## Objective
Find each line holding the word "сокращенное" and give the number of such lines, nothing else.

+++ Information shown +++

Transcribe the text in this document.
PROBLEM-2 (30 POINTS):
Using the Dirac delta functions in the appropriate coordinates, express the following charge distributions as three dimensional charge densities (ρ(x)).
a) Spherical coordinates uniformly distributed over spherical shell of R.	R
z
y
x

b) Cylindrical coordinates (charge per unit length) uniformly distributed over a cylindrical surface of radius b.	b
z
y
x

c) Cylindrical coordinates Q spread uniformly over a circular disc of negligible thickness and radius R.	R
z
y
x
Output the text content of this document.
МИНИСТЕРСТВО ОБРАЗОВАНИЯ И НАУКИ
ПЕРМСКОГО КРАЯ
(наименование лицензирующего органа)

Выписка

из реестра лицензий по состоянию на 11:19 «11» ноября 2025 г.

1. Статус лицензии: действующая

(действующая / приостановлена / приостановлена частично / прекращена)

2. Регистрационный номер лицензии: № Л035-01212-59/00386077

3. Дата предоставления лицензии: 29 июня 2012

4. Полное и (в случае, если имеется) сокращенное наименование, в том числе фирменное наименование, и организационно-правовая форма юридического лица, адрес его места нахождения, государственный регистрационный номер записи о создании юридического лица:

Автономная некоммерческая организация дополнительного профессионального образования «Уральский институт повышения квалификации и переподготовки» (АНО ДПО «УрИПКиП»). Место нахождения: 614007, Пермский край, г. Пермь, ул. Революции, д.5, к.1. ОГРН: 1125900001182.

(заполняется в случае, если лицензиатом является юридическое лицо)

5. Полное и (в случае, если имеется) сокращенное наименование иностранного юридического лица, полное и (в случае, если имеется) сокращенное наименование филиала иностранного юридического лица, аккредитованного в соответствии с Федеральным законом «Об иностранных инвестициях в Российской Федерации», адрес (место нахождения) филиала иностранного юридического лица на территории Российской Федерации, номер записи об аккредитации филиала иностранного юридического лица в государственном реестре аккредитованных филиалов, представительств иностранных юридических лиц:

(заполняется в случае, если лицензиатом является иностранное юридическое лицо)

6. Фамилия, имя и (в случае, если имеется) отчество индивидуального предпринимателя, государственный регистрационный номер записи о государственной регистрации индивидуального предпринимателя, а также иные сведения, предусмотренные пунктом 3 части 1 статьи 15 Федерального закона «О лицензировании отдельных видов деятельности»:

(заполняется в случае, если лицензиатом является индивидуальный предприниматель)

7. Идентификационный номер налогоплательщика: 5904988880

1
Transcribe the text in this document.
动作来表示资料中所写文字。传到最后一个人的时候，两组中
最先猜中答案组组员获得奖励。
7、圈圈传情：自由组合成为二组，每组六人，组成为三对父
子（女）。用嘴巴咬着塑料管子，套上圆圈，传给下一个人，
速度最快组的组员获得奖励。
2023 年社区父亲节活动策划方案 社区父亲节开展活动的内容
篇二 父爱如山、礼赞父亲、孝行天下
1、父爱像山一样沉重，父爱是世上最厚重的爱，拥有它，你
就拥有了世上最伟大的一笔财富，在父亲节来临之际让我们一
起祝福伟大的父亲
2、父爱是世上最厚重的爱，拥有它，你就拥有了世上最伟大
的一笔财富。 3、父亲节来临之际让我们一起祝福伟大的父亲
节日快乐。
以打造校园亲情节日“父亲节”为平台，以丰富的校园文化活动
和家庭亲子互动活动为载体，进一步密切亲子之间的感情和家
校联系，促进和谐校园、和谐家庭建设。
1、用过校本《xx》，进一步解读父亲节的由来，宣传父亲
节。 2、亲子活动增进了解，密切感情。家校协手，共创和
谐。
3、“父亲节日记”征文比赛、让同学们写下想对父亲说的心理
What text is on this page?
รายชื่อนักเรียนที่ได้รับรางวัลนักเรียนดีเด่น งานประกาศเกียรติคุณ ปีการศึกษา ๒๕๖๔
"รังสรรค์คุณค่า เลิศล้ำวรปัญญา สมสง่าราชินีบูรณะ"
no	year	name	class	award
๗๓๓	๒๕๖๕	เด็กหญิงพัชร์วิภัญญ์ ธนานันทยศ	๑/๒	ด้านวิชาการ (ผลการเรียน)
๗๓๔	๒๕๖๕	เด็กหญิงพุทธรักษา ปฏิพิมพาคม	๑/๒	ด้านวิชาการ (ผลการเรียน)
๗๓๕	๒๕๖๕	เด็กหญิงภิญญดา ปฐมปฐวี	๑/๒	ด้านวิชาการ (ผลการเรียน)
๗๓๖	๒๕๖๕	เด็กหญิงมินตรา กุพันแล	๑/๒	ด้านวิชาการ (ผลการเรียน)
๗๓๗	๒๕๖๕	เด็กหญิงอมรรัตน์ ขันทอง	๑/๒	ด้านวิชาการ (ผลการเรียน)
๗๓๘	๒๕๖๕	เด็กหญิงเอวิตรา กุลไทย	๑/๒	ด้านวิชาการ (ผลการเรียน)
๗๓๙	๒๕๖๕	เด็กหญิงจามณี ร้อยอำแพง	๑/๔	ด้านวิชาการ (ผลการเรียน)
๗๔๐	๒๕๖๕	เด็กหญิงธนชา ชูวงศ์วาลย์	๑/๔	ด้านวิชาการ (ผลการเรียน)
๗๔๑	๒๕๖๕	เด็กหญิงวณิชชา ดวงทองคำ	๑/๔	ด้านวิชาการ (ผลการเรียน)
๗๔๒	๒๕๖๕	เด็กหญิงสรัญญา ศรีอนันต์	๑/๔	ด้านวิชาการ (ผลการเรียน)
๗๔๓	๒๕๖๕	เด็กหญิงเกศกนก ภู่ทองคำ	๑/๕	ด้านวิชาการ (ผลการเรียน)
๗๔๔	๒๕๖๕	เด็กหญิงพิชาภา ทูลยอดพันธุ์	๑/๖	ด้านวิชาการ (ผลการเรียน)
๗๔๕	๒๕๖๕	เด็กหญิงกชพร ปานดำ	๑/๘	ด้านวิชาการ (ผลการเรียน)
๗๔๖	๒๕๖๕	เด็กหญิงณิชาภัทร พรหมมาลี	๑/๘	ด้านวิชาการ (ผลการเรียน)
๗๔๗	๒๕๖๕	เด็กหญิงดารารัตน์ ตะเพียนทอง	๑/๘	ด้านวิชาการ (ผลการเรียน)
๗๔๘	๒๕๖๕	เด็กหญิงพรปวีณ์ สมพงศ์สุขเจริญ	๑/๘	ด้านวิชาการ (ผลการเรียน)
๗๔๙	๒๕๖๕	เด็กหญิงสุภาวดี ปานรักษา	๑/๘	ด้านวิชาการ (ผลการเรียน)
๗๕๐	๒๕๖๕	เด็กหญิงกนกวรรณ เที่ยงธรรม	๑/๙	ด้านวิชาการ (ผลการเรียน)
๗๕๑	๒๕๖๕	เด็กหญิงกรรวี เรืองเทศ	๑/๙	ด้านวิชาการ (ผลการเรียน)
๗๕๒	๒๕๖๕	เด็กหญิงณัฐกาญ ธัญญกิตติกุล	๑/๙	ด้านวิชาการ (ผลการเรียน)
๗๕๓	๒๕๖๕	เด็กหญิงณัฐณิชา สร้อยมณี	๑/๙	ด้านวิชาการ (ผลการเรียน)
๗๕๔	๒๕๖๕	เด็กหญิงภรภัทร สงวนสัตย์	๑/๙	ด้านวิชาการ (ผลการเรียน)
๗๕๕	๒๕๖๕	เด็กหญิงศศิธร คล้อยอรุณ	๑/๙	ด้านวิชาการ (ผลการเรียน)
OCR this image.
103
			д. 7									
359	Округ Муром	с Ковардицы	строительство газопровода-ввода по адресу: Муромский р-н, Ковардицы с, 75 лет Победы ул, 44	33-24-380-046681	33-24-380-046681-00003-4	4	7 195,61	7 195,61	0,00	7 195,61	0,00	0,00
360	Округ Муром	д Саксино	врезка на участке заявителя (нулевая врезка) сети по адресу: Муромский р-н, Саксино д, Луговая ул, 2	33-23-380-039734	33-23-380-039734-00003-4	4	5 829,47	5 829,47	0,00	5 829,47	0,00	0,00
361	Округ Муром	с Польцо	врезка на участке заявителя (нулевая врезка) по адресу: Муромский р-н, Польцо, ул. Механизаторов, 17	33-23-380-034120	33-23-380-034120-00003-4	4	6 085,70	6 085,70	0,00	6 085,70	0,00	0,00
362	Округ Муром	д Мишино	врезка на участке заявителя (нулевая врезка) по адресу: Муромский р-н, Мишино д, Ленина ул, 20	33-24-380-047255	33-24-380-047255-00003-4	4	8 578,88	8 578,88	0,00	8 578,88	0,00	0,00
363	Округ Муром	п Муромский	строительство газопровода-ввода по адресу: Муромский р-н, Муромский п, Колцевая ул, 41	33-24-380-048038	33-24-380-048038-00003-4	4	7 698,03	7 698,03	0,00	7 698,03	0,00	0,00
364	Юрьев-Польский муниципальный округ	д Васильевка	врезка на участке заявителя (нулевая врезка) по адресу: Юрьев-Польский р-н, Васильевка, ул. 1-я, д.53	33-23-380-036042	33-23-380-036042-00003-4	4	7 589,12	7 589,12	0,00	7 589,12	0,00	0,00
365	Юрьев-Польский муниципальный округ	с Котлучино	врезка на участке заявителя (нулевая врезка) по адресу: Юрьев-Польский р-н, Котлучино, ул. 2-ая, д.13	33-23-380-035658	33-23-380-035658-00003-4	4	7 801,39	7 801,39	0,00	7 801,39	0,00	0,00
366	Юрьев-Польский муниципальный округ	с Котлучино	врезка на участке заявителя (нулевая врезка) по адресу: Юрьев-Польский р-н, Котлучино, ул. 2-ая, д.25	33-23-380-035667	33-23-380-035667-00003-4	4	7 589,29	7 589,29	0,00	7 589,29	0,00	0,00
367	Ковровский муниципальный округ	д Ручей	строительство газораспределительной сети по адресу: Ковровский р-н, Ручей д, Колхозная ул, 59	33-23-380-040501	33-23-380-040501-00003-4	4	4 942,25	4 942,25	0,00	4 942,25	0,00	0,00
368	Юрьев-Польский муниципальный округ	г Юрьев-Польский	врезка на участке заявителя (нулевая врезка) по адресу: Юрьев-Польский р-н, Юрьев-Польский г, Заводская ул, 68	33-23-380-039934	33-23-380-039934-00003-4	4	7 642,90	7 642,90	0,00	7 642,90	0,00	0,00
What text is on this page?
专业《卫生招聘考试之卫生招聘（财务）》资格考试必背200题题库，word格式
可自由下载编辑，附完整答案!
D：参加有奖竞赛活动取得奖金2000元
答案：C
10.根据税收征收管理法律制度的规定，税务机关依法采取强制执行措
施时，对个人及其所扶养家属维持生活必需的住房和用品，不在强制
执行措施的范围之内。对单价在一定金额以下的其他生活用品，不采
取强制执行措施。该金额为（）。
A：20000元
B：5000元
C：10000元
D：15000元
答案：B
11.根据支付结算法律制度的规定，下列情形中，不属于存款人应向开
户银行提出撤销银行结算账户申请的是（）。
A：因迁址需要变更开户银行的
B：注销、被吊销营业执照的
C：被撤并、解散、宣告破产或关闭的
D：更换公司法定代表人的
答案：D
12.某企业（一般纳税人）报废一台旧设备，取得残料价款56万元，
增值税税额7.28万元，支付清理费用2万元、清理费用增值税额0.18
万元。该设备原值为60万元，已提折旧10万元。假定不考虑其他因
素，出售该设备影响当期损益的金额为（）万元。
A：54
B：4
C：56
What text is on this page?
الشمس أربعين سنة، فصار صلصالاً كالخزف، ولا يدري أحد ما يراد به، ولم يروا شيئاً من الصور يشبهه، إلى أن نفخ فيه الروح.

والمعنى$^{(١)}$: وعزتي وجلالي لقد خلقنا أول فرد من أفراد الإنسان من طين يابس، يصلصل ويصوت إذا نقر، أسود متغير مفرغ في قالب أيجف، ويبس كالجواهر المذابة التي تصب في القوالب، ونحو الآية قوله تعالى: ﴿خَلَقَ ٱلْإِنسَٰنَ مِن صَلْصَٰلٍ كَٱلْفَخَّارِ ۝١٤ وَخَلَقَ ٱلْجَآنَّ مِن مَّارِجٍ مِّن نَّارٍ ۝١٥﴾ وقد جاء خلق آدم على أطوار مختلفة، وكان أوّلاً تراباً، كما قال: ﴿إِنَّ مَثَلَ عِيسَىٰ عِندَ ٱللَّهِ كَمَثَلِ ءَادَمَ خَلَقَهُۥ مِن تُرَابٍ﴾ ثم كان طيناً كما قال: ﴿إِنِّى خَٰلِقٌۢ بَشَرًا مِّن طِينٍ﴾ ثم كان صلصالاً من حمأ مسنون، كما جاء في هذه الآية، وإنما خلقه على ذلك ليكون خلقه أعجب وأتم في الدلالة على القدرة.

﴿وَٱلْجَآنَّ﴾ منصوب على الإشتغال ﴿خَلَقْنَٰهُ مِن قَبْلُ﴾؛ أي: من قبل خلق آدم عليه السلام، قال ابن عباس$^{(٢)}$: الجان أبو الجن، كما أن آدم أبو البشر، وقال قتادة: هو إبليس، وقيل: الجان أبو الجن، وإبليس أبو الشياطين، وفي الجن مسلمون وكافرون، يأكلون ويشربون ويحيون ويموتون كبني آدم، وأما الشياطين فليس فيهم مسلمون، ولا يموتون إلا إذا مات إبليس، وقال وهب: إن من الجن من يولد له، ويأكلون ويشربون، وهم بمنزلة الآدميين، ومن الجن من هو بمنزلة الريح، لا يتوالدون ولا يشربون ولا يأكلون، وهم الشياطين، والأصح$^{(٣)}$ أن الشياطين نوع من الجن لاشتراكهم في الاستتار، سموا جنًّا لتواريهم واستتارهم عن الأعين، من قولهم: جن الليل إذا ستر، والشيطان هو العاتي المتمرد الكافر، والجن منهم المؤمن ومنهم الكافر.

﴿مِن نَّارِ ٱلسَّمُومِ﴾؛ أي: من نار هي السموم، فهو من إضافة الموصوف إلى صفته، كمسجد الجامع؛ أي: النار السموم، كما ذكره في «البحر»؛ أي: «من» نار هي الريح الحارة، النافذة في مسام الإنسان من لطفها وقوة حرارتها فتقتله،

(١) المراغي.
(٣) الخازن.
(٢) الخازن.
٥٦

+++

## Full output
2